• **Challenge**:
Below are some entries. Output each one exactly as it appears.
[START]
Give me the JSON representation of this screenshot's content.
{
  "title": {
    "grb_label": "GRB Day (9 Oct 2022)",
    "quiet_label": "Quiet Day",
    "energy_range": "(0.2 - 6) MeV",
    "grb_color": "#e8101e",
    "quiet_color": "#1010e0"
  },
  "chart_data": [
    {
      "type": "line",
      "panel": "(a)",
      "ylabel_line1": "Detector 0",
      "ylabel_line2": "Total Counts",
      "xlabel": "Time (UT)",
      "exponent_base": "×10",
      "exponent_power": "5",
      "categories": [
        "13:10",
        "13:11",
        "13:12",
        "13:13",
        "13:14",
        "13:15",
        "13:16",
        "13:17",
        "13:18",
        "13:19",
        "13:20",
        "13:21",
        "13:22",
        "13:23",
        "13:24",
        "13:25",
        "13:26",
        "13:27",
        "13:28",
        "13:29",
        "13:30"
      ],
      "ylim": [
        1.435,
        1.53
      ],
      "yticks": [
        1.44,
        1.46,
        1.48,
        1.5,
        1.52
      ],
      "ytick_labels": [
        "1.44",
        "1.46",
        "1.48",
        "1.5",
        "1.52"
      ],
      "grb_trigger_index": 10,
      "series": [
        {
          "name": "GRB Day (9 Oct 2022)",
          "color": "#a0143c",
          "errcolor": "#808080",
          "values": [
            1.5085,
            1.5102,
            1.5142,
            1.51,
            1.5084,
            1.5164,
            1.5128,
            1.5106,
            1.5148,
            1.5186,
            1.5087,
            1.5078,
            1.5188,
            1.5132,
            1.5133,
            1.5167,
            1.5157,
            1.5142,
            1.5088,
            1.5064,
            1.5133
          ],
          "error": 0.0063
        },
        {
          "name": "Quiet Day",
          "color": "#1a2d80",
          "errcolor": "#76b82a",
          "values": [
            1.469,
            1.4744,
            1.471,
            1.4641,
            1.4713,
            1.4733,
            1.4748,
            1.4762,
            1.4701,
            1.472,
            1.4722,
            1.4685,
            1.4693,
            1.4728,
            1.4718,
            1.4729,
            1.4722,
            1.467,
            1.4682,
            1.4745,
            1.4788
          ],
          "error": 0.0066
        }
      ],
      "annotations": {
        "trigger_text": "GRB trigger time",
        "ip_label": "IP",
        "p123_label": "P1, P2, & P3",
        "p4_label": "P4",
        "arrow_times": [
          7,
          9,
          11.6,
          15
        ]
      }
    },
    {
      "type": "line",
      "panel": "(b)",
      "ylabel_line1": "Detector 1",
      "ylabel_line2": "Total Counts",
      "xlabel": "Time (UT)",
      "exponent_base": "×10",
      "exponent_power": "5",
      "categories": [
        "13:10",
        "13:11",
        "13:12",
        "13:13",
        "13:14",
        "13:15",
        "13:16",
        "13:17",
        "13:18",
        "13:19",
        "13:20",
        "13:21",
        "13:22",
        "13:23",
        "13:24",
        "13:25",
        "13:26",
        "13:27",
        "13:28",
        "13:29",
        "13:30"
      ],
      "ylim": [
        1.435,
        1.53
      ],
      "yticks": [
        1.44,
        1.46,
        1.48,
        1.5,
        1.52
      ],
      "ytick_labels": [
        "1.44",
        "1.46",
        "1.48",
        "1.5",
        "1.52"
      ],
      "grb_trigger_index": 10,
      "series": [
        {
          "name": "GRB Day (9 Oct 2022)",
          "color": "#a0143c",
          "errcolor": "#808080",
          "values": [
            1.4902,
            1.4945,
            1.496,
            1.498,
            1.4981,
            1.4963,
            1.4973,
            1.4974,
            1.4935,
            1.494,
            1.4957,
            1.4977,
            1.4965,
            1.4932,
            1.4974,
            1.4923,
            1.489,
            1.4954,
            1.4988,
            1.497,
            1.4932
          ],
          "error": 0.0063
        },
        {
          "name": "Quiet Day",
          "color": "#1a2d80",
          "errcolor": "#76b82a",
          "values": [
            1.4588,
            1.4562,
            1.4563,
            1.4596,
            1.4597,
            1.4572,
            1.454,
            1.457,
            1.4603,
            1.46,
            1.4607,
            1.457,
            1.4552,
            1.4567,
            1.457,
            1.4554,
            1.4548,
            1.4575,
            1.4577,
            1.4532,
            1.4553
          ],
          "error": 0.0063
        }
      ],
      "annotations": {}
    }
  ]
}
[END]
• **Answer to this task**:
Give me the JSON representation of this screenshot's content.
{
  "title": {
    "grb_label": "GRB Day (9 Oct 2022)",
    "quiet_label": "Quiet Day",
    "energy_range": "(0.2 - 6) MeV",
    "grb_color": "#e8101e",
    "quiet_color": "#1010e0"
  },
  "chart_data": [
    {
      "type": "line",
      "panel": "(a)",
      "ylabel_line1": "Detector 0",
      "ylabel_line2": "Total Counts",
      "xlabel": "Time (UT)",
      "exponent_base": "×10",
      "exponent_power": "5",
      "categories": [
        "13:10",
        "13:11",
        "13:12",
        "13:13",
        "13:14",
        "13:15",
        "13:16",
        "13:17",
        "13:18",
        "13:19",
        "13:20",
        "13:21",
        "13:22",
        "13:23",
        "13:24",
        "13:25",
        "13:26",
        "13:27",
        "13:28",
        "13:29",
        "13:30"
      ],
      "ylim": [
        1.435,
        1.53
      ],
      "yticks": [
        1.44,
        1.46,
        1.48,
        1.5,
        1.52
      ],
      "ytick_labels": [
        "1.44",
        "1.46",
        "1.48",
        "1.5",
        "1.52"
      ],
      "grb_trigger_index": 10,
      "series": [
        {
          "name": "GRB Day (9 Oct 2022)",
          "color": "#a0143c",
          "errcolor": "#808080",
          "values": [
            1.5085,
            1.5102,
            1.5142,
            1.51,
            1.5084,
            1.5164,
            1.5128,
            1.5106,
            1.5148,
            1.5186,
            1.5087,
            1.5078,
            1.5188,
            1.5132,
            1.5133,
            1.5167,
            1.5157,
            1.5142,
            1.5088,
            1.5064,
            1.5133
          ],
          "error": 0.0063
        },
        {
          "name": "Quiet Day",
          "color": "#1a2d80",
          "errcolor": "#76b82a",
          "values": [
            1.469,
            1.4744,
            1.471,
            1.4641,
            1.4713,
            1.4733,
            1.4748,
            1.4762,
            1.4701,
            1.472,
            1.4722,
            1.4685,
            1.4693,
            1.4728,
            1.4718,
            1.4729,
            1.4722,
            1.467,
            1.4682,
            1.4745,
            1.4788
          ],
          "error": 0.0066
        }
      ],
      "annotations": {
        "trigger_text": "GRB trigger time",
        "ip_label": "IP",
        "p123_label": "P1, P2, & P3",
        "p4_label": "P4",
        "arrow_times": [
          7,
          9,
          11.6,
          15
        ]
      }
    },
    {
      "type": "line",
      "panel": "(b)",
      "ylabel_line1": "Detector 1",
      "ylabel_line2": "Total Counts",
      "xlabel": "Time (UT)",
      "exponent_base": "×10",
      "exponent_power": "5",
      "categories": [
        "13:10",
        "13:11",
        "13:12",
        "13:13",
        "13:14",
        "13:15",
        "13:16",
        "13:17",
        "13:18",
        "13:19",
        "13:20",
        "13:21",
        "13:22",
        "13:23",
        "13:24",
        "13:25",
        "13:26",
        "13:27",
        "13:28",
        "13:29",
        "13:30"
      ],
      "ylim": [
        1.435,
        1.53
      ],
      "yticks": [
        1.44,
        1.46,
        1.48,
        1.5,
        1.52
      ],
      "ytick_labels": [
        "1.44",
        "1.46",
        "1.48",
        "1.5",
        "1.52"
      ],
      "grb_trigger_index": 10,
      "series": [
        {
          "name": "GRB Day (9 Oct 2022)",
          "color": "#a0143c",
          "errcolor": "#808080",
          "values": [
            1.4902,
            1.4945,
            1.496,
            1.498,
            1.4981,
            1.4963,
            1.4973,
            1.4974,
            1.4935,
            1.494,
            1.4957,
            1.4977,
            1.4965,
            1.4932,
            1.4974,
            1.4923,
            1.489,
            1.4954,
            1.4988,
            1.497,
            1.4932
          ],
          "error": 0.0063
        },
        {
          "name": "Quiet Day",
          "color": "#1a2d80",
          "errcolor": "#76b82a",
          "values": [
            1.4588,
            1.4562,
            1.4563,
            1.4596,
            1.4597,
            1.4572,
            1.454,
            1.457,
            1.4603,
            1.46,
            1.4607,
            1.457,
            1.4552,
            1.4567,
            1.457,
            1.4554,
            1.4548,
            1.4575,
            1.4577,
            1.4532,
            1.4553
          ],
          "error": 0.0063
        }
      ],
      "annotations": {}
    }
  ]
}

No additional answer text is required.